## START

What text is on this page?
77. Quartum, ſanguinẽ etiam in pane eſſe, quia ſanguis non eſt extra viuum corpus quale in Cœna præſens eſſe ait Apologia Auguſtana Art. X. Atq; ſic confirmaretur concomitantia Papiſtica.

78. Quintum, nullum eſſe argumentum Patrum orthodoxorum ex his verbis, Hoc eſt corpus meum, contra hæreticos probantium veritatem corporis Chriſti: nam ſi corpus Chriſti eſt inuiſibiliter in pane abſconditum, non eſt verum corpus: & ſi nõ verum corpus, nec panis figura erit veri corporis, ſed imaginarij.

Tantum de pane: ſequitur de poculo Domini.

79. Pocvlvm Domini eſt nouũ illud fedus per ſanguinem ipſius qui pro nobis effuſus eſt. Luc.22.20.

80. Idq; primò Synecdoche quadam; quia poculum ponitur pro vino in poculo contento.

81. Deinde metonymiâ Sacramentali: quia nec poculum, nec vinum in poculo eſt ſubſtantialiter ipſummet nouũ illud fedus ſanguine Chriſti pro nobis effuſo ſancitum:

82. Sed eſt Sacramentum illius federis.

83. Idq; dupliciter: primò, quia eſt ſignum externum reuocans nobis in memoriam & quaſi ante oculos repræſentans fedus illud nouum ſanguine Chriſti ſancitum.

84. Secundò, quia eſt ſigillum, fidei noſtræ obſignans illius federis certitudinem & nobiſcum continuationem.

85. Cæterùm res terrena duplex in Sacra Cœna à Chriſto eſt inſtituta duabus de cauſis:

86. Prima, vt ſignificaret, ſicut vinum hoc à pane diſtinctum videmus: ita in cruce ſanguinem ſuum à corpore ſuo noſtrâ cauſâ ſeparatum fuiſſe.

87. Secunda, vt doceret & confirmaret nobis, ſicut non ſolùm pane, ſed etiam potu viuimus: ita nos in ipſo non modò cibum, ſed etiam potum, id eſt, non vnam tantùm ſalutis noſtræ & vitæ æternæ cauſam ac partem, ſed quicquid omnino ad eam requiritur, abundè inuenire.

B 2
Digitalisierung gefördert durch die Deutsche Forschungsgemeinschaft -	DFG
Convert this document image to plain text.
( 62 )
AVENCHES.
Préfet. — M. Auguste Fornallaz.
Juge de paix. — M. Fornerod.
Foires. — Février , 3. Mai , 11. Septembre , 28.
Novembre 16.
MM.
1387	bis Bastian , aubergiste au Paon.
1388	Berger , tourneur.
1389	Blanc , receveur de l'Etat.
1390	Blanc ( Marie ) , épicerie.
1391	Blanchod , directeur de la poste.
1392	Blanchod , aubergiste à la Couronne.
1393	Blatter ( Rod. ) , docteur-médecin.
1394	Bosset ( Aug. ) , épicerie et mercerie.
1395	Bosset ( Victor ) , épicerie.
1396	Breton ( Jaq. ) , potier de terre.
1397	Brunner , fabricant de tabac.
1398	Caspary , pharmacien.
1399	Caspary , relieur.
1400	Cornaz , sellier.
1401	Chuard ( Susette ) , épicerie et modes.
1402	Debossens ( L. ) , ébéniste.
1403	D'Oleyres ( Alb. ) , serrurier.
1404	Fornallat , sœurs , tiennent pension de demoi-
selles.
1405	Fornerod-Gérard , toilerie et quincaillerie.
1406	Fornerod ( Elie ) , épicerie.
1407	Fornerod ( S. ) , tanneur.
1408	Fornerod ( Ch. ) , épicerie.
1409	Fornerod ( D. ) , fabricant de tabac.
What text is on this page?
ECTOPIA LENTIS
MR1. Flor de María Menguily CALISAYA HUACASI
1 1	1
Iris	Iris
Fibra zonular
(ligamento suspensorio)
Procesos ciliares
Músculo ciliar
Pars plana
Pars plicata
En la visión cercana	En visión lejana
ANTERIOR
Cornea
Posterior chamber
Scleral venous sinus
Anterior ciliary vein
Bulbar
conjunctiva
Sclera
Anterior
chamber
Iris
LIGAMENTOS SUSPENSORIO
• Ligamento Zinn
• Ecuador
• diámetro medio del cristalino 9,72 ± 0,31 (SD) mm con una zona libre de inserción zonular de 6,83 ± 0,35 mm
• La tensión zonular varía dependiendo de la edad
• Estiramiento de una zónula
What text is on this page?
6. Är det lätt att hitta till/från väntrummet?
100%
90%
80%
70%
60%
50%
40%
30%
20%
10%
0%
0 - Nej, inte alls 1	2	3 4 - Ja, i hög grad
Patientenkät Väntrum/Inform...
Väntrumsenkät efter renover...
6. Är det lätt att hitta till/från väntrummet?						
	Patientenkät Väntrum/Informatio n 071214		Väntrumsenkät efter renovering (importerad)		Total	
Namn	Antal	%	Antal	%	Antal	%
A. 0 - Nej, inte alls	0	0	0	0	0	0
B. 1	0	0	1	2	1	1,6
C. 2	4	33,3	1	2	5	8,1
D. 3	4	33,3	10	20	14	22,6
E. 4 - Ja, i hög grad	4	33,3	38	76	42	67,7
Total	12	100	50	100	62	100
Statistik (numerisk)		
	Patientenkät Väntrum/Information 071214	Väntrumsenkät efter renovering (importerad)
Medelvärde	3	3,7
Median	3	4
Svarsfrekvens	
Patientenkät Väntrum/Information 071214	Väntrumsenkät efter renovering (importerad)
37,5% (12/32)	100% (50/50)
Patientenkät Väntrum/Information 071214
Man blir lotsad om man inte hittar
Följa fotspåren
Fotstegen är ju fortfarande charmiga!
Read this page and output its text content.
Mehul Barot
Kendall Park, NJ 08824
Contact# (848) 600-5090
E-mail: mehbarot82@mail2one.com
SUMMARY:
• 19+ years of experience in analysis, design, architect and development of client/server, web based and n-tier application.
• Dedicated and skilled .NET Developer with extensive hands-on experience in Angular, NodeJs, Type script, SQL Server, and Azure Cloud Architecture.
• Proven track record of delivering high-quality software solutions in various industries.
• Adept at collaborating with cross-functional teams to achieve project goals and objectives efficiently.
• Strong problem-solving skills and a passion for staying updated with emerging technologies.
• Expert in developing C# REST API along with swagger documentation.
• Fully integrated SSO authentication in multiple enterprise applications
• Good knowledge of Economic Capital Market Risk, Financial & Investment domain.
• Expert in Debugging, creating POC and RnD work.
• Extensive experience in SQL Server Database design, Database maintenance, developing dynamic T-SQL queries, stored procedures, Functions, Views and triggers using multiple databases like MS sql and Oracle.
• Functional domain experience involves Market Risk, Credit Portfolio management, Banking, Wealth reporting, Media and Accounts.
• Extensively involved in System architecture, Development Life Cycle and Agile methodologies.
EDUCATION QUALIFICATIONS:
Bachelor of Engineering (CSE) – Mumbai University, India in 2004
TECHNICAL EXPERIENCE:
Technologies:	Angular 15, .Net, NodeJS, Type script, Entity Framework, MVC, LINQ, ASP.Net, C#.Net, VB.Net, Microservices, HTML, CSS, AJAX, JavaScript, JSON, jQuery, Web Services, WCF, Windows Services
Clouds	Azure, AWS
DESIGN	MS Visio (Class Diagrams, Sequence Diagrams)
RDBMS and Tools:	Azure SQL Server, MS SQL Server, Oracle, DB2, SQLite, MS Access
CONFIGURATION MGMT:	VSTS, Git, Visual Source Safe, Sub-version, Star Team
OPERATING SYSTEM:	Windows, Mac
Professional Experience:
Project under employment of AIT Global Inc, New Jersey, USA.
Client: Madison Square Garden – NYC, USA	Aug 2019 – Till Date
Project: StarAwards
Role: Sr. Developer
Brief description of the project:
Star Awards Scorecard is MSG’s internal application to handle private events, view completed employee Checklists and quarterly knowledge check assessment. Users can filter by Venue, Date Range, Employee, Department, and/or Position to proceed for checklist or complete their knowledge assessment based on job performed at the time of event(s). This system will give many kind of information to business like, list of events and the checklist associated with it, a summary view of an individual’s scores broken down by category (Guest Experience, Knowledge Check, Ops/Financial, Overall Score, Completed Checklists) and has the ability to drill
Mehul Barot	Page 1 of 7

## END

THE REQUEST:
Check each line of the records for the string "grad" and state how many lines contain it. Give only the number.

CORRECT ANSWER:
2